## START

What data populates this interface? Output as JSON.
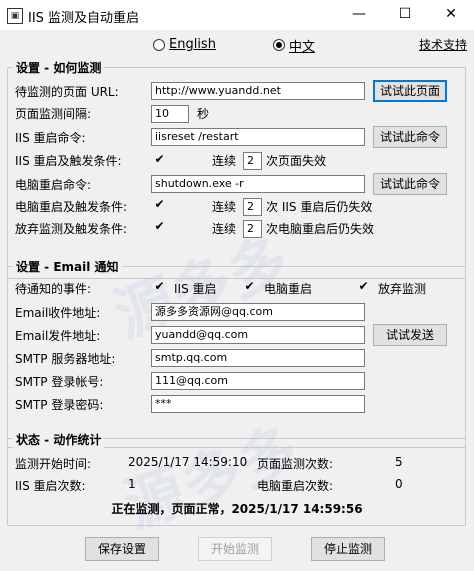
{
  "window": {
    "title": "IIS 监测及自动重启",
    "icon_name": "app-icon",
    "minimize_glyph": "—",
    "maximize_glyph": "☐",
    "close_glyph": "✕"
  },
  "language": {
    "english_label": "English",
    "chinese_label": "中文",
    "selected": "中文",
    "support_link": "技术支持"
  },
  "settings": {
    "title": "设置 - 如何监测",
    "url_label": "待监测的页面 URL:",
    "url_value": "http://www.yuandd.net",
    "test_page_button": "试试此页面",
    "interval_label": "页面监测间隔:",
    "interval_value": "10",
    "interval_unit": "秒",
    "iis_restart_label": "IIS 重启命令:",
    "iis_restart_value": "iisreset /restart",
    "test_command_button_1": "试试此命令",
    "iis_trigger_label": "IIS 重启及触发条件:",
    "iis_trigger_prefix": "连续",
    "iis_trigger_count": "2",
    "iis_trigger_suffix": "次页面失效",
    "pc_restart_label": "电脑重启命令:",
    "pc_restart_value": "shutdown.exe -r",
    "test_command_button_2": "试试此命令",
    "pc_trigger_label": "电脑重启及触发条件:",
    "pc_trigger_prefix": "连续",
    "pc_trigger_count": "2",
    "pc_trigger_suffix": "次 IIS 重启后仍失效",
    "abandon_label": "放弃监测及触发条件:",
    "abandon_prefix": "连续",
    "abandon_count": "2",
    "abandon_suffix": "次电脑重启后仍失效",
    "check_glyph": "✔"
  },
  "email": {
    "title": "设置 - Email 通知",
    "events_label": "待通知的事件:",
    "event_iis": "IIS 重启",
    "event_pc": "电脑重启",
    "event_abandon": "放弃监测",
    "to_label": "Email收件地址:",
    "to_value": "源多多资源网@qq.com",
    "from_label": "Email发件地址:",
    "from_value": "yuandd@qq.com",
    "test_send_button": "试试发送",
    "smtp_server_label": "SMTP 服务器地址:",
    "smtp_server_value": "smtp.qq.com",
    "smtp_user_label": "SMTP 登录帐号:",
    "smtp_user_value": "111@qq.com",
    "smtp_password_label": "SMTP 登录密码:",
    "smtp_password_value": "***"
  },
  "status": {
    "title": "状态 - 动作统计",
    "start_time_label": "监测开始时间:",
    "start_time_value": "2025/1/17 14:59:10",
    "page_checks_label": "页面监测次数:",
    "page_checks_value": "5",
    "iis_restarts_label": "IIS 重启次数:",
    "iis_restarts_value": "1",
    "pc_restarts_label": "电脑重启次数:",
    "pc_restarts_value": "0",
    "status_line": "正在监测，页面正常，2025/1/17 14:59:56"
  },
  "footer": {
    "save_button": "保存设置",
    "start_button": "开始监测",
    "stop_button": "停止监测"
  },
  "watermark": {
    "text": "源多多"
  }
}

## END

§ Task brief:
Without including any pictures, please restate all the records exactly.

§ Written response:
What data populates this interface? Output as JSON.
{
  "window": {
    "title": "IIS 监测及自动重启",
    "icon_name": "app-icon",
    "minimize_glyph": "—",
    "maximize_glyph": "☐",
    "close_glyph": "✕"
  },
  "language": {
    "english_label": "English",
    "chinese_label": "中文",
    "selected": "中文",
    "support_link": "技术支持"
  },
  "settings": {
    "title": "设置 - 如何监测",
    "url_label": "待监测的页面 URL:",
    "url_value": "http://www.yuandd.net",
    "test_page_button": "试试此页面",
    "interval_label": "页面监测间隔:",
    "interval_value": "10",
    "interval_unit": "秒",
    "iis_restart_label": "IIS 重启命令:",
    "iis_restart_value": "iisreset /restart",
    "test_command_button_1": "试试此命令",
    "iis_trigger_label": "IIS 重启及触发条件:",
    "iis_trigger_prefix": "连续",
    "iis_trigger_count": "2",
    "iis_trigger_suffix": "次页面失效",
    "pc_restart_label": "电脑重启命令:",
    "pc_restart_value": "shutdown.exe -r",
    "test_command_button_2": "试试此命令",
    "pc_trigger_label": "电脑重启及触发条件:",
    "pc_trigger_prefix": "连续",
    "pc_trigger_count": "2",
    "pc_trigger_suffix": "次 IIS 重启后仍失效",
    "abandon_label": "放弃监测及触发条件:",
    "abandon_prefix": "连续",
    "abandon_count": "2",
    "abandon_suffix": "次电脑重启后仍失效",
    "check_glyph": "✔"
  },
  "email": {
    "title": "设置 - Email 通知",
    "events_label": "待通知的事件:",
    "event_iis": "IIS 重启",
    "event_pc": "电脑重启",
    "event_abandon": "放弃监测",
    "to_label": "Email收件地址:",
    "to_value": "源多多资源网@qq.com",
    "from_label": "Email发件地址:",
    "from_value": "yuandd@qq.com",
    "test_send_button": "试试发送",
    "smtp_server_label": "SMTP 服务器地址:",
    "smtp_server_value": "smtp.qq.com",
    "smtp_user_label": "SMTP 登录帐号:",
    "smtp_user_value": "111@qq.com",
    "smtp_password_label": "SMTP 登录密码:",
    "smtp_password_value": "***"
  },
  "status": {
    "title": "状态 - 动作统计",
    "start_time_label": "监测开始时间:",
    "start_time_value": "2025/1/17 14:59:10",
    "page_checks_label": "页面监测次数:",
    "page_checks_value": "5",
    "iis_restarts_label": "IIS 重启次数:",
    "iis_restarts_value": "1",
    "pc_restarts_label": "电脑重启次数:",
    "pc_restarts_value": "0",
    "status_line": "正在监测，页面正常，2025/1/17 14:59:56"
  },
  "footer": {
    "save_button": "保存设置",
    "start_button": "开始监测",
    "stop_button": "停止监测"
  },
  "watermark": {
    "text": "源多多"
  }
}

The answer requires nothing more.